▶ [WRITTEN REQUEST]: Rewrite the stretch from "loop-checkbox[interactable] [797,455,806,464]" through "arrange-documents-button[interactable]: ▾ [512,4,538,28]", replacing "behance-icon" with "behance-logo" and leaving everything else unchanged.

▶ [Element and box listings]:
+---+

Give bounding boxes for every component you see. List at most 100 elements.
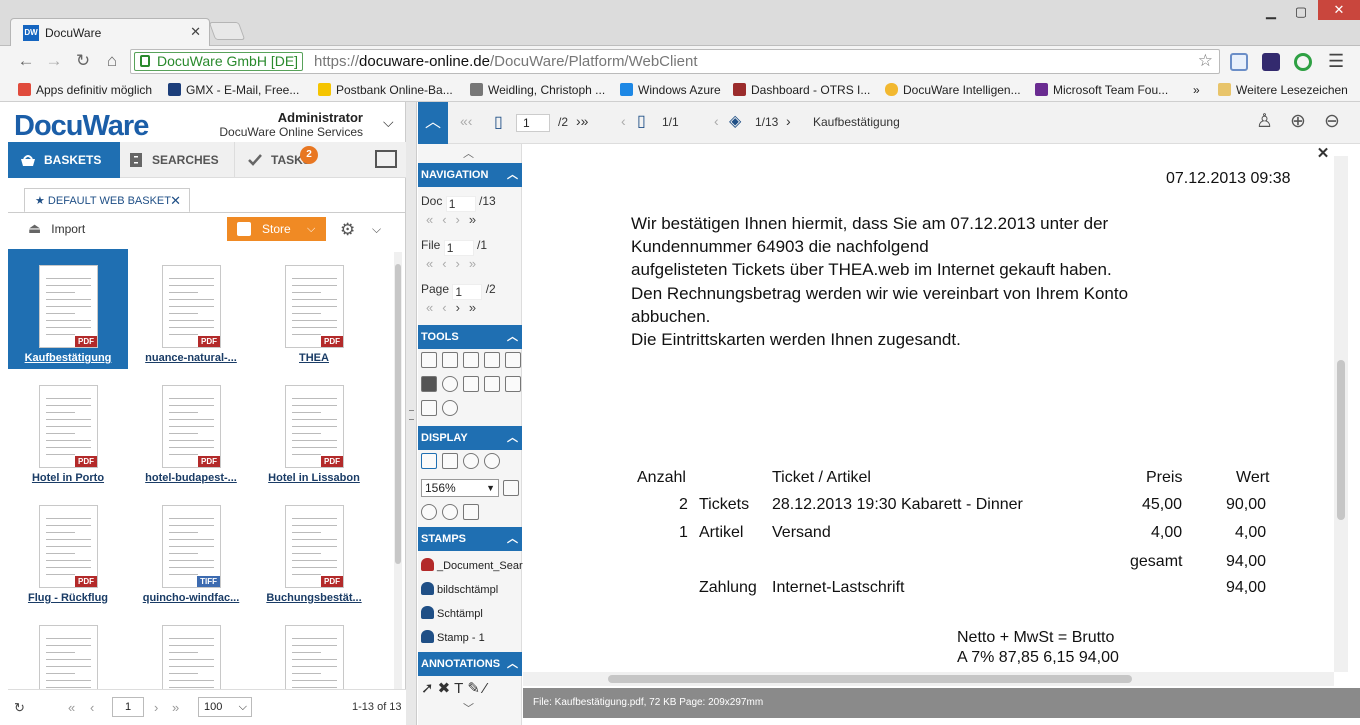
fit-page-icon[interactable]: [442, 453, 458, 469]
first-page-icon[interactable]: «‹: [460, 113, 472, 129]
scroll-down-icon[interactable]: ﹀: [463, 700, 474, 716]
page-nav-arrows[interactable]: «‹›»: [426, 300, 485, 315]
document-label[interactable]: Hotel in Porto: [8, 472, 128, 484]
tab-tasks[interactable]: TASKS: [234, 142, 364, 178]
document-thumbnail[interactable]: PDF THEA: [254, 249, 374, 369]
document-thumbnail[interactable]: [254, 609, 374, 689]
window-close-button[interactable]: ✕: [1318, 0, 1360, 20]
tools-header[interactable]: TOOLS ︿: [418, 325, 522, 349]
index-card-icon[interactable]: [484, 376, 500, 392]
zoom-out-icon[interactable]: [484, 453, 500, 469]
navigation-header[interactable]: NAVIGATION ︿: [418, 163, 522, 187]
forward-arrow-icon[interactable]: →: [43, 51, 65, 71]
extension-icon[interactable]: [1230, 53, 1248, 71]
rotate-left-icon[interactable]: [421, 504, 437, 520]
save-icon[interactable]: [421, 352, 437, 368]
refresh-icon[interactable]: ↻: [14, 700, 25, 716]
fit-width-icon[interactable]: [421, 453, 437, 469]
text-recognition-icon[interactable]: [421, 400, 437, 416]
omnibox[interactable]: DocuWare GmbH [DE] https://docuware-onli…: [130, 49, 1220, 74]
document-thumbnail[interactable]: PDF hotel-budapest-...: [131, 369, 251, 489]
link-search-icon[interactable]: [463, 376, 479, 392]
import-button[interactable]: ⏏ Import: [28, 220, 85, 237]
document-label[interactable]: Kaufbestätigung: [8, 352, 128, 364]
display-header[interactable]: DISPLAY ︿: [418, 426, 522, 450]
close-icon[interactable]: ✕: [170, 189, 181, 213]
url-text[interactable]: https://docuware-online.de/DocuWare/Plat…: [314, 53, 698, 70]
document-thumbnail[interactable]: PDF Hotel in Porto: [8, 369, 128, 489]
first-page-icon[interactable]: «: [68, 700, 75, 715]
next-page-icon[interactable]: ›»: [576, 113, 588, 129]
next-page-icon[interactable]: ›: [154, 700, 158, 715]
document-thumbnail[interactable]: PDF nuance-natural-...: [131, 249, 251, 369]
new-tab-button[interactable]: [208, 22, 246, 40]
document-label[interactable]: Buchungsbestät...: [254, 592, 374, 604]
document-thumbnail[interactable]: PDF Hotel in Lissabon: [254, 369, 374, 489]
document-thumbnail[interactable]: TIFF quincho-windfac...: [131, 489, 251, 609]
panel-splitter[interactable]: [406, 102, 417, 725]
stamp-icon[interactable]: ♙: [1256, 110, 1273, 133]
user-info[interactable]: Administrator DocuWare Online Services: [190, 110, 363, 139]
stamp-item[interactable]: _Document_Sear: [421, 558, 523, 572]
next-document-icon[interactable]: ›: [786, 113, 791, 129]
file-nav-arrows[interactable]: «‹›»: [426, 256, 485, 271]
collapse-panel-button[interactable]: ︿: [418, 102, 448, 144]
document-thumbnail[interactable]: PDF Buchungsbestät...: [254, 489, 374, 609]
scrollbar-thumb[interactable]: [1337, 360, 1345, 520]
reload-icon[interactable]: ↻: [72, 51, 94, 71]
other-bookmarks-folder[interactable]: Weitere Lesezeichen: [1218, 83, 1348, 97]
scrollbar-thumb[interactable]: [395, 264, 401, 564]
thumbnails-icon[interactable]: [421, 376, 437, 392]
zoom-out-icon[interactable]: ⊖: [1324, 110, 1340, 133]
zoom-select[interactable]: 156% ▼: [421, 479, 499, 497]
zoom-in-icon[interactable]: ⊕: [1290, 110, 1306, 133]
tab-searches[interactable]: SEARCHES: [122, 142, 232, 178]
stamp-item[interactable]: bildschtämpl: [421, 582, 498, 596]
stamps-header[interactable]: STAMPS ︿: [418, 527, 522, 551]
bookmark-item[interactable]: Microsoft Team Fou...: [1035, 83, 1168, 97]
tab-close-icon[interactable]: ✕: [190, 24, 201, 40]
clock-icon[interactable]: [442, 400, 458, 416]
bookmarks-overflow-button[interactable]: »: [1193, 83, 1200, 97]
page-size-select[interactable]: 100 ⌵: [198, 697, 252, 717]
document-label[interactable]: nuance-natural-...: [131, 352, 251, 364]
document-label[interactable]: THEA: [254, 352, 374, 364]
document-thumbnail[interactable]: [8, 609, 128, 689]
page-number-input[interactable]: 1: [452, 284, 483, 300]
extension-icon[interactable]: [1262, 53, 1280, 71]
maximize-button[interactable]: ▢: [1288, 4, 1314, 20]
basket-tab-default[interactable]: ★ DEFAULT WEB BASKET ✕: [24, 188, 190, 213]
doc-number-input[interactable]: 1: [445, 196, 476, 212]
screen-toggle-icon[interactable]: [375, 150, 397, 168]
prev-file-icon[interactable]: ‹: [621, 113, 626, 129]
prev-page-icon[interactable]: ‹: [90, 700, 94, 715]
bookmark-item[interactable]: GMX - E-Mail, Free...: [168, 83, 299, 97]
document-thumbnail[interactable]: [131, 609, 251, 689]
document-label[interactable]: hotel-budapest-...: [131, 472, 251, 484]
home-icon[interactable]: ⌂: [101, 51, 123, 71]
document-label[interactable]: quincho-windfac...: [131, 592, 251, 604]
zoom-region-icon[interactable]: [503, 480, 519, 496]
doc-nav-arrows[interactable]: «‹›»: [426, 212, 485, 227]
prev-document-icon[interactable]: ‹: [714, 113, 719, 129]
stamp-item[interactable]: Schtämpl: [421, 606, 483, 620]
bookmark-item[interactable]: Postbank Online-Ba...: [318, 83, 453, 97]
extension-icon[interactable]: [1294, 53, 1312, 71]
annotation-tools[interactable]: ➚✖T✎⁄: [421, 679, 490, 697]
tab-baskets[interactable]: BASKETS: [8, 142, 120, 178]
document-thumbnail[interactable]: PDF Flug - Rückflug: [8, 489, 128, 609]
last-page-icon[interactable]: »: [172, 700, 179, 715]
close-document-icon[interactable]: ✕: [1313, 144, 1333, 162]
page-input[interactable]: 1: [112, 697, 144, 717]
stamp-item[interactable]: Stamp - 1: [421, 630, 485, 644]
store-button[interactable]: Store ⌵: [227, 217, 326, 241]
ev-certificate-badge[interactable]: DocuWare GmbH [DE]: [134, 52, 304, 71]
document-thumbnail[interactable]: PDF Kaufbestätigung: [8, 249, 128, 369]
search-icon[interactable]: [442, 376, 458, 392]
print-icon[interactable]: [463, 352, 479, 368]
bookmark-star-icon[interactable]: ☆: [1198, 51, 1213, 71]
ruler-icon[interactable]: [463, 504, 479, 520]
document-label[interactable]: Hotel in Lissabon: [254, 472, 374, 484]
bookmark-item[interactable]: DocuWare Intelligen...: [885, 83, 1021, 97]
chevron-down-icon[interactable]: ⌵: [372, 222, 381, 237]
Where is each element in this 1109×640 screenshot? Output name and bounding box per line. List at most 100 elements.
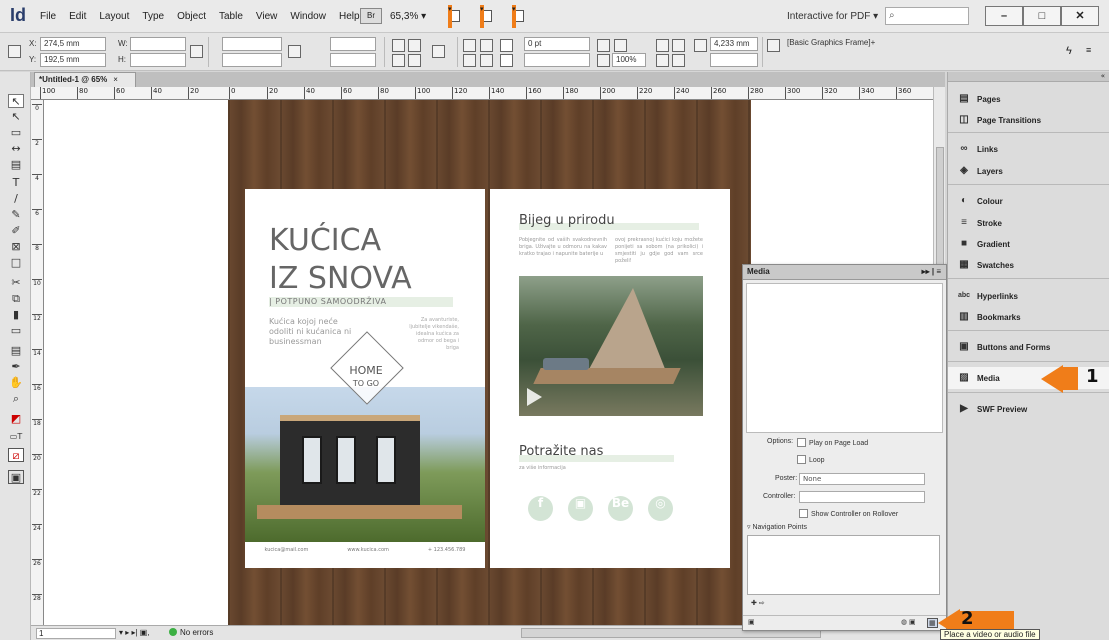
loop-checkbox[interactable] [797,455,806,464]
type-tool-icon[interactable]: T [8,176,24,190]
collapse-dock-button[interactable]: « [948,72,1109,82]
close-button[interactable]: ✕ [1061,6,1099,26]
badge-home-text[interactable]: HOME [333,364,399,377]
page-navigation[interactable]: ▾ ▸ ▸| ▣, [119,628,150,637]
behance-icon[interactable]: Be [608,496,633,521]
direct-selection-tool-icon[interactable]: ↖ [8,110,24,124]
arrange-documents-button[interactable]: ▾ [512,4,538,28]
footer-email[interactable]: kucica@mail.com [265,547,309,553]
contact-heading[interactable]: Potražite nas [519,444,603,459]
contact-subheading[interactable]: za više informacija [519,465,566,471]
fill-stroke-icon[interactable]: ◩ [8,412,24,426]
bridge-button[interactable]: Br [360,8,382,24]
body-column-2[interactable]: ovoj prekrasnoj kućici koju možete ponij… [615,237,703,265]
free-transform-tool-icon[interactable]: ⧉ [8,292,24,306]
maximize-button[interactable]: □ [1023,6,1061,26]
poster-dropdown[interactable]: None [799,473,925,485]
gap-field[interactable]: 4,233 mm [710,37,758,51]
panel-gradient[interactable]: ■ Gradient [948,233,1109,255]
pen-tool-icon[interactable]: ✎ [8,208,24,222]
navigation-points-list[interactable] [747,535,940,595]
object-style-dropdown[interactable]: [Basic Graphics Frame]+ [784,37,882,51]
formatting-affects-container-icon[interactable]: ▭T [8,430,24,444]
panel-layers[interactable]: ◈ Layers [948,160,1109,182]
screen-mode-button[interactable]: ▾ [480,4,506,28]
url-icon[interactable]: ◍ ▣ [901,618,916,626]
stroke-type-dropdown[interactable] [524,53,590,67]
document-tab[interactable]: *Untitled-1 @ 65% × [34,72,136,87]
menu-help[interactable]: Help [339,11,360,22]
add-navpoint-icon[interactable]: ✚ ⇨ [751,599,765,607]
text-wrap-icon[interactable] [656,39,669,52]
menu-table[interactable]: Table [219,11,243,22]
location-icon[interactable]: ◎ [648,496,673,521]
play-on-load-checkbox[interactable] [797,438,806,447]
zoom-tool-icon[interactable]: ⌕ [8,392,24,406]
badge-togo-text[interactable]: TO GO [333,379,399,388]
menu-view[interactable]: View [256,11,278,22]
view-options-button[interactable]: ▾ [448,4,474,28]
body-column-1[interactable]: Pobjegnite od vaših svakodnevnih briga. … [519,237,607,265]
hand-tool-icon[interactable]: ✋ [8,376,24,390]
scale-y-field[interactable] [222,53,282,67]
preflight-status[interactable]: No errors [169,628,213,637]
selection-tool-icon[interactable]: ↖ [8,94,24,108]
corner-dropdown[interactable] [710,53,758,67]
play-on-load-option[interactable]: Play on Page Load [797,438,868,447]
page-tool-icon[interactable]: ▭ [8,126,24,140]
note-tool-icon[interactable]: ▤ [8,344,24,358]
panel-menu-icon[interactable]: ≡ [1086,45,1099,58]
fit-content-icon[interactable] [656,54,669,67]
page-tagline[interactable]: Kućica kojoj neće odoliti ni kućanica ni… [269,317,364,347]
menu-object[interactable]: Object [177,11,206,22]
page-right[interactable]: Bijeg u prirodu Pobjegnite od vaših svak… [490,189,730,568]
select-content-icon[interactable] [408,54,421,67]
stroke-swatch-icon[interactable] [500,54,513,67]
opacity-field[interactable]: 100% [612,53,646,67]
constrain-proportions-icon[interactable] [190,45,203,58]
gap-tool-icon[interactable]: ↔ [8,142,24,156]
page-left[interactable]: KUĆICA IZ SNOVA | POTPUNO SAMOODRŽIVA Ku… [245,189,485,568]
pencil-tool-icon[interactable]: ✐ [8,224,24,238]
panel-hyperlinks[interactable]: abc Hyperlinks [948,285,1109,307]
rectangle-tool-icon[interactable]: □ [8,256,24,270]
menu-type[interactable]: Type [142,11,164,22]
menu-file[interactable]: File [40,11,56,22]
panel-pages[interactable]: ▤ Pages [948,88,1109,110]
content-collector-icon[interactable]: ▤ [8,158,24,172]
panel-links[interactable]: ∞ Links [948,138,1109,160]
show-controller-checkbox[interactable] [799,509,808,518]
page-number-field[interactable]: 1 [36,628,116,639]
preview-icon[interactable]: ▣ [748,618,755,626]
facebook-icon[interactable]: f [528,496,553,521]
x-position-field[interactable]: 274,5 mm [40,37,106,51]
reference-point-icon[interactable] [8,45,21,58]
rotate-ccw-icon[interactable] [408,39,421,52]
controller-dropdown[interactable] [799,491,925,503]
rotate-icon[interactable] [288,45,301,58]
flip-horizontal-icon[interactable] [463,39,476,52]
zoom-dropdown[interactable]: 65,3% ▾ [390,11,426,22]
select-container-icon[interactable] [392,54,405,67]
fill-swatch-icon[interactable] [500,39,513,52]
footer-phone[interactable]: + 123.456.789 [428,547,466,553]
search-input[interactable]: ⌕ [885,7,969,25]
fit-frame-icon[interactable] [672,54,685,67]
lightning-icon[interactable]: ϟ [1066,45,1079,58]
workspace-switcher[interactable]: Interactive for PDF ▾ [787,11,878,22]
align-icon[interactable] [463,54,476,67]
page-title-line2[interactable]: IZ SNOVA [269,261,412,296]
place-video-audio-button[interactable]: ▦ [927,618,938,628]
auto-fit-icon[interactable] [694,39,707,52]
video-frame[interactable] [519,276,703,416]
panel-buttons-and-forms[interactable]: ▣ Buttons and Forms [948,336,1109,358]
menu-layout[interactable]: Layout [99,11,129,22]
scale-x-field[interactable] [222,37,282,51]
rectangle-frame-tool-icon[interactable]: ⊠ [8,240,24,254]
house-photo[interactable] [245,387,485,542]
effects-icon[interactable] [614,39,627,52]
rotation-angle-field[interactable] [330,37,376,51]
play-icon[interactable] [527,388,542,406]
width-field[interactable] [130,37,186,51]
minimize-button[interactable]: – [985,6,1023,26]
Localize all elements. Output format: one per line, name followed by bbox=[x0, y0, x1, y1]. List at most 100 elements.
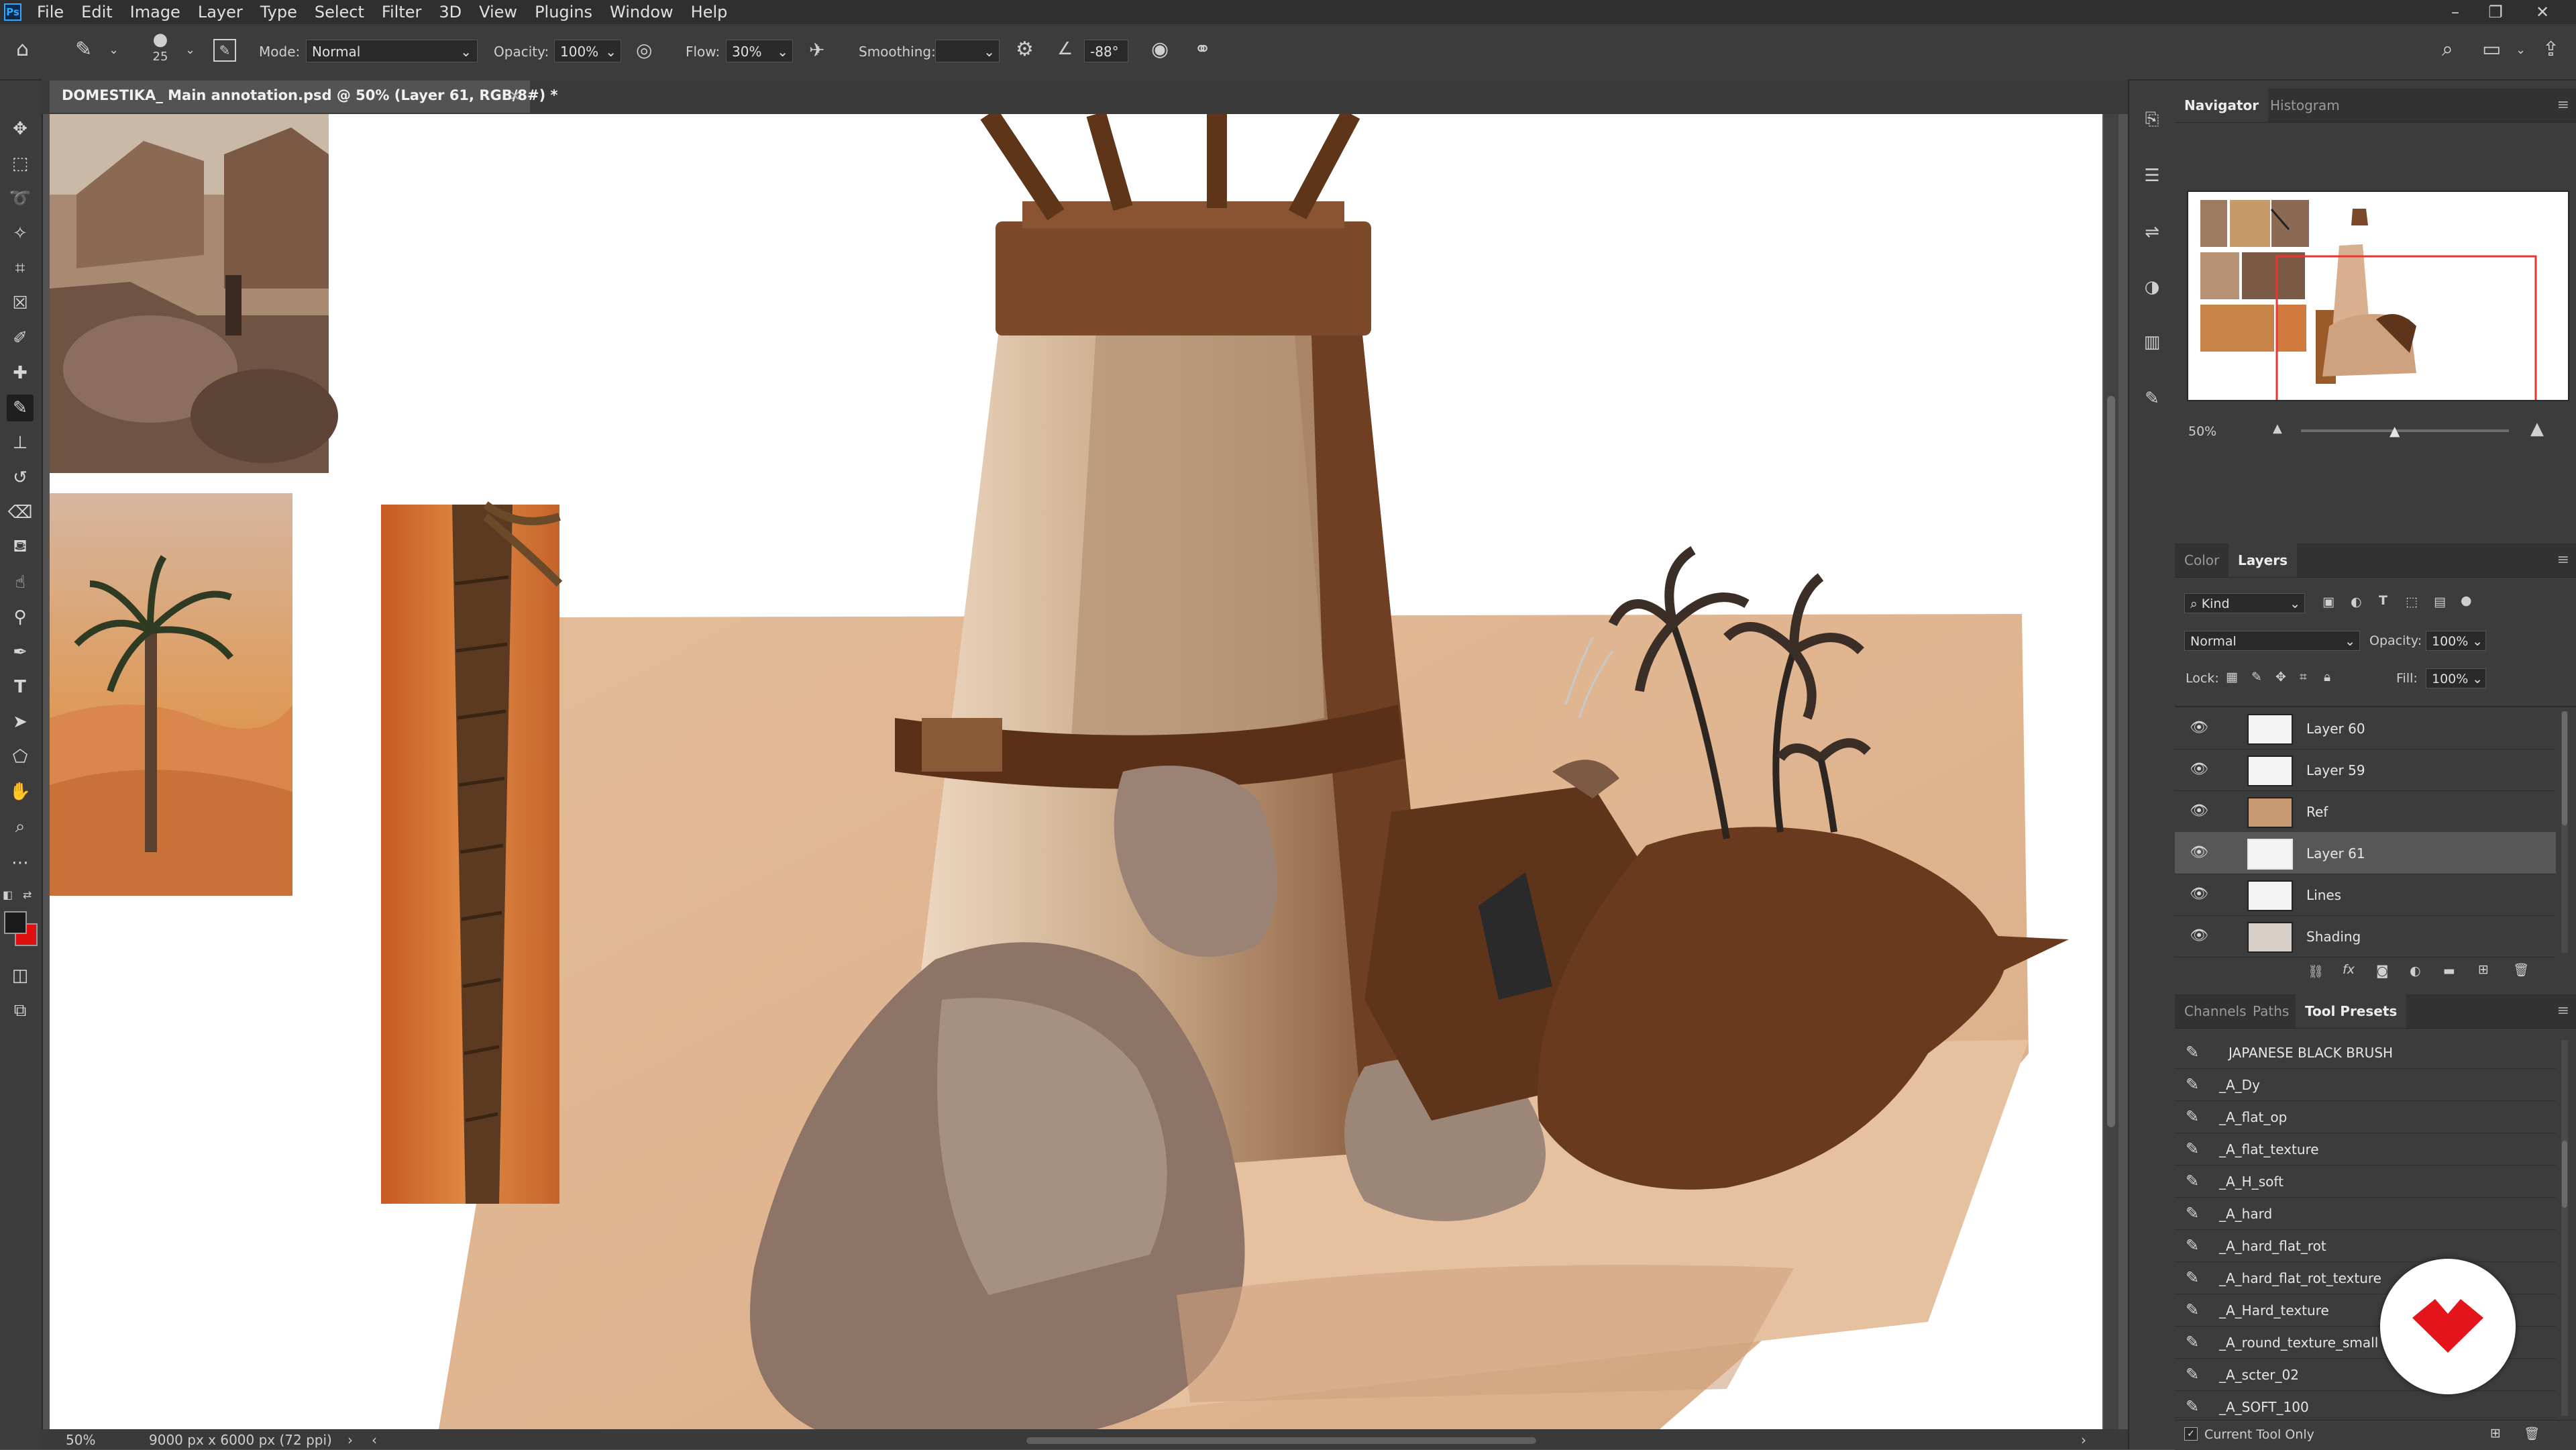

+---+

▶ [EXERCISE ANSWER]:
loop-checkbox[interactable] [797,455,806,464]
type-tool-icon[interactable]: T [8,176,24,190]
collapse-dock-button[interactable]: « [948,72,1109,82]
close-button[interactable]: ✕ [1061,6,1099,26]
badge-home-text[interactable]: HOME [333,364,399,377]
page-navigation[interactable]: ▾ ▸ ▸| ▣, [119,628,150,637]
behance-logo[interactable]: Be [608,496,633,521]
direct-selection-tool-icon[interactable]: ↖ [8,110,24,124]
arrange-documents-button[interactable]: ▾ [512,4,538,28]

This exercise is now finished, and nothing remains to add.